Cloud-based risks Most businesses are more focused on the benefits of cloud-based services than the risks. While clouds are generally considered secure, they could be susceptible to browser exposure to malware, increasingly sophisticated cyber criminals and critical system failure. Yet a recent report by Zurich, An expanding network of risk and opportunity, has found that only 17% of SMEs see failure of cloud services as a major threat to their businesses. According to the GTISC report, it will be critical for cloud service providers to spell out their responsibilities towards user data. A study by the Ponemon Institute found that 69% of cloud providers thought the customer was responsible for data kept in the cloud, while only 35% of cloud users agreed.
Mobile browser and wallet vulnerabilities Last year, global shipments of smartphones surpassed that of PCs, and mobile devices became the most popular way to access the internet according to the GTISC report. This shift in the way employees are working and accessing information can have serious impacts for businesses as the personal and professional use of devices increasingly merge. GTISC’s Lee points to the “explosive proliferation of smartphones”. This, he argues, “will continue to tempt attackers in exploiting user and technology-based vulnerabilities, particularly with the browser function and digital wallet apps”.

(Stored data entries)
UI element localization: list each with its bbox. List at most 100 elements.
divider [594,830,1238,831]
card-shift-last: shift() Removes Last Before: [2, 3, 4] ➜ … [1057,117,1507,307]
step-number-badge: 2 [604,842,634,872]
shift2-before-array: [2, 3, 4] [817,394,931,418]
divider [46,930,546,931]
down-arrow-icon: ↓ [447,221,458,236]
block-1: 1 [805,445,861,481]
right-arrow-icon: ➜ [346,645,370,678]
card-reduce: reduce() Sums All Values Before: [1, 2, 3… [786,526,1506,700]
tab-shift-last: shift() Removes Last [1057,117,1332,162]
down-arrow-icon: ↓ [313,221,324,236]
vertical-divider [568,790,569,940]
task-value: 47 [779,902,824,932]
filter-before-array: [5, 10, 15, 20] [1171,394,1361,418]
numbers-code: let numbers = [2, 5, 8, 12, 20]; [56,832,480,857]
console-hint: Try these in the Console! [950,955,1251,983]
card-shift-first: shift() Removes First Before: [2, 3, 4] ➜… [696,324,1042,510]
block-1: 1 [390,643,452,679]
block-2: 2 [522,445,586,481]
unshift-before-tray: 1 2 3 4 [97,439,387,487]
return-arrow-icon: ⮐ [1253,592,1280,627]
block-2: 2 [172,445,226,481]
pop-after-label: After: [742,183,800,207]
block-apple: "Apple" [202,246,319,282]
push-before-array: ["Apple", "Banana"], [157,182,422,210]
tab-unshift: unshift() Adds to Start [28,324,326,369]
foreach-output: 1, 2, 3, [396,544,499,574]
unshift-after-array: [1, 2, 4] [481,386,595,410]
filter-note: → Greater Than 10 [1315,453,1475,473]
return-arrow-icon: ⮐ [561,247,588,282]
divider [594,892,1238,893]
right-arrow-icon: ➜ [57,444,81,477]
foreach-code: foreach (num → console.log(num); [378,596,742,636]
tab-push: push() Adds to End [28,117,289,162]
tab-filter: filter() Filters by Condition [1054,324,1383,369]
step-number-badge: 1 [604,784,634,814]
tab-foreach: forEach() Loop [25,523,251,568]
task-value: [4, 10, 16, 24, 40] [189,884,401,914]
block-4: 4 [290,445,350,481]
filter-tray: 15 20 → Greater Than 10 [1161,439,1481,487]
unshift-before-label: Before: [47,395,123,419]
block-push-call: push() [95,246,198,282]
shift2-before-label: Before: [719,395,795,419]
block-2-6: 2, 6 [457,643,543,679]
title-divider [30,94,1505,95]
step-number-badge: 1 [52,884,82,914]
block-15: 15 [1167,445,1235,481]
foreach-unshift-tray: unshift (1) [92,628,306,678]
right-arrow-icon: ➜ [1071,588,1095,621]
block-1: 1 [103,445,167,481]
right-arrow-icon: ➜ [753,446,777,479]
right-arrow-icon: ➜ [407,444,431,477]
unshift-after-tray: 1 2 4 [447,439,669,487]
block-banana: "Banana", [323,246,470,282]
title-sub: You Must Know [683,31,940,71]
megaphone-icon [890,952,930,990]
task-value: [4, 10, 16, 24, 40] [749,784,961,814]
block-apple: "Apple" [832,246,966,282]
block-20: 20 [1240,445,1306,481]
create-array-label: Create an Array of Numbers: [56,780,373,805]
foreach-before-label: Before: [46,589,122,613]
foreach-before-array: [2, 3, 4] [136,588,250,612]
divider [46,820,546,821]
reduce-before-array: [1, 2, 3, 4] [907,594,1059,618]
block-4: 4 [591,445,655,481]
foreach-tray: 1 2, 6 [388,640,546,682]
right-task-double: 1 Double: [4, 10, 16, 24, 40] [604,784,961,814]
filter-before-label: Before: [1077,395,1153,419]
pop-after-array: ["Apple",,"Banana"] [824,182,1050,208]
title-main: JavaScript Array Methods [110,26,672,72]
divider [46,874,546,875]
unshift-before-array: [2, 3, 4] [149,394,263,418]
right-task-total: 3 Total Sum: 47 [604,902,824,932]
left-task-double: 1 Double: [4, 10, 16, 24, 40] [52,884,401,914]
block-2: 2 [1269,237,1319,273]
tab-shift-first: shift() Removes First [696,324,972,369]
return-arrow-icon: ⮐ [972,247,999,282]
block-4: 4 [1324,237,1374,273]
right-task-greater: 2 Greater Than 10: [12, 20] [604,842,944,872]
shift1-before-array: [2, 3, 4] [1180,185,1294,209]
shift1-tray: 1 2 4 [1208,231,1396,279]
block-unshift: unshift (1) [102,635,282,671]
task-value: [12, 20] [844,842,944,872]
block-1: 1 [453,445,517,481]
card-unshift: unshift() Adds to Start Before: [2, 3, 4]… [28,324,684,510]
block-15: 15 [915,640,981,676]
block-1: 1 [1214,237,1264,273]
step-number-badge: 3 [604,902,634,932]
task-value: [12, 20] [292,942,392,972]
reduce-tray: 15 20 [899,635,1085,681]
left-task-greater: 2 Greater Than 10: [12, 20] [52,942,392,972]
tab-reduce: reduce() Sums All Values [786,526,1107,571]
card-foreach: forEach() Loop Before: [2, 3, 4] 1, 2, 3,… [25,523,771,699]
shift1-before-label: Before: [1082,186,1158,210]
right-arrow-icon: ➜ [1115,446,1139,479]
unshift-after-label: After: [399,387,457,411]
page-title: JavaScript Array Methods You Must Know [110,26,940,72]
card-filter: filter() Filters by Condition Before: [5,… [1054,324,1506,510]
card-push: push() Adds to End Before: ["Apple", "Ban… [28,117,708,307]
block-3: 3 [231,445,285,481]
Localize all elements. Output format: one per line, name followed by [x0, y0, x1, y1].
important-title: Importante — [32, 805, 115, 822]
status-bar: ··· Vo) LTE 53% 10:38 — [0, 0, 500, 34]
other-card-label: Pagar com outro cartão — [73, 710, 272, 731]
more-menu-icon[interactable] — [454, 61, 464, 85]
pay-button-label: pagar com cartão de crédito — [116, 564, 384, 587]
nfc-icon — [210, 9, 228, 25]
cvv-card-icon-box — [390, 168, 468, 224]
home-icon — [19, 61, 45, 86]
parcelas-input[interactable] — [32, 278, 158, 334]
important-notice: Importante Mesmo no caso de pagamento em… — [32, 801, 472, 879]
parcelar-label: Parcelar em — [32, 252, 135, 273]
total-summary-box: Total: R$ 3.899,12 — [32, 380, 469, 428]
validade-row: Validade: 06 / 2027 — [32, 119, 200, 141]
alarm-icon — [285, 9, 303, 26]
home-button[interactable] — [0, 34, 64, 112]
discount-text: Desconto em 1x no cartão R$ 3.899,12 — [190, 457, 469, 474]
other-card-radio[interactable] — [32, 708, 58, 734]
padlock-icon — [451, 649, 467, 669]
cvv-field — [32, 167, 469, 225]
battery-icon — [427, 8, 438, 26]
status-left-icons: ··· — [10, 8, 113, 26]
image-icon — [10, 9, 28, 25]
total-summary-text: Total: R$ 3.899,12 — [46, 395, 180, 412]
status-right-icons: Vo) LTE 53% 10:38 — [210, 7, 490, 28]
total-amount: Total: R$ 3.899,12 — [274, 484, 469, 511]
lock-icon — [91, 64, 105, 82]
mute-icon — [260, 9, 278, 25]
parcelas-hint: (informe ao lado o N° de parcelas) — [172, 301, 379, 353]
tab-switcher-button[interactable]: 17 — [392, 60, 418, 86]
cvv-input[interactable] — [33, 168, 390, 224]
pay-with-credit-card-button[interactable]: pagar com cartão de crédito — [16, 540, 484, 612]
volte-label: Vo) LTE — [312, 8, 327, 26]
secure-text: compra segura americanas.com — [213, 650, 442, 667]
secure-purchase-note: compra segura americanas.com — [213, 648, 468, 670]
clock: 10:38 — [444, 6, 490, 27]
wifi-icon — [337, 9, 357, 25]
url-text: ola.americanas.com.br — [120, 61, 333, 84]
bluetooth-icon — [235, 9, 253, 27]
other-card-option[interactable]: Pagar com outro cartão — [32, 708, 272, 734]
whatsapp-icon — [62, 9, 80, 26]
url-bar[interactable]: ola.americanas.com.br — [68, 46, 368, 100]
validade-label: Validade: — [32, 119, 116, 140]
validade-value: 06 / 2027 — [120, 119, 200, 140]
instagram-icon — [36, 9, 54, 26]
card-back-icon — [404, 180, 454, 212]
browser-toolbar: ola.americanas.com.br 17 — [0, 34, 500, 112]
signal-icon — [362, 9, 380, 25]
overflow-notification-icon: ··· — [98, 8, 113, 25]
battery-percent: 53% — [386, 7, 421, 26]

## Requirement
Continue the passage on cloud and mobile security risks for businesses from where it ends.

## Response for this exercise
Cyber criminals are already trying their best to infiltrate smartphone devices, particularly those based on the Android operating system. According to security firm Trend Micro, the number of malicious and suspicious apps grew to 175,000 by September 2012, up from 30,000 in June. Yet the exponential growth of malicious apps has not translated into increased risks for users, with only 0.002% of mobile devices in the US showing signs of infection. GTISC says this suggests that well-vetted app stores are providing an excellent first defence against malware.
Malware counter-offensive “The developers of malicious software will employ various methods to hinder malware detection, such as hardening their software with techniques similar to those employed in digital rights management and exploiting the wealth of new interfaces and novel features on mobile devices,” the GTISC report says. It also points to Mac users’ false sense of security and says attackers are honing their ability to compromise Mac operating systems and mobile-device platforms.
There seems little doubt that mobile devices and the cloud are two of the biggest cyber threats on the horizon. Zurich director of SME Richard Coleman also points to social media as an often forgotten online threat. He warns that many firms are woefully underprepared to tackle the risks that accompany these technologies.
“New emerging threats – such as cyber attack and social media reputational damage – are not only new challenges in their own right, but bring additional complexity to the longstanding risks due to interconnectivity,” Coleman says. “The World Economic Forum refers to this as the dark side of connectivity – a digital landscape where the likelihood and impact of cyber threats are amplified by hyperconnectivity.”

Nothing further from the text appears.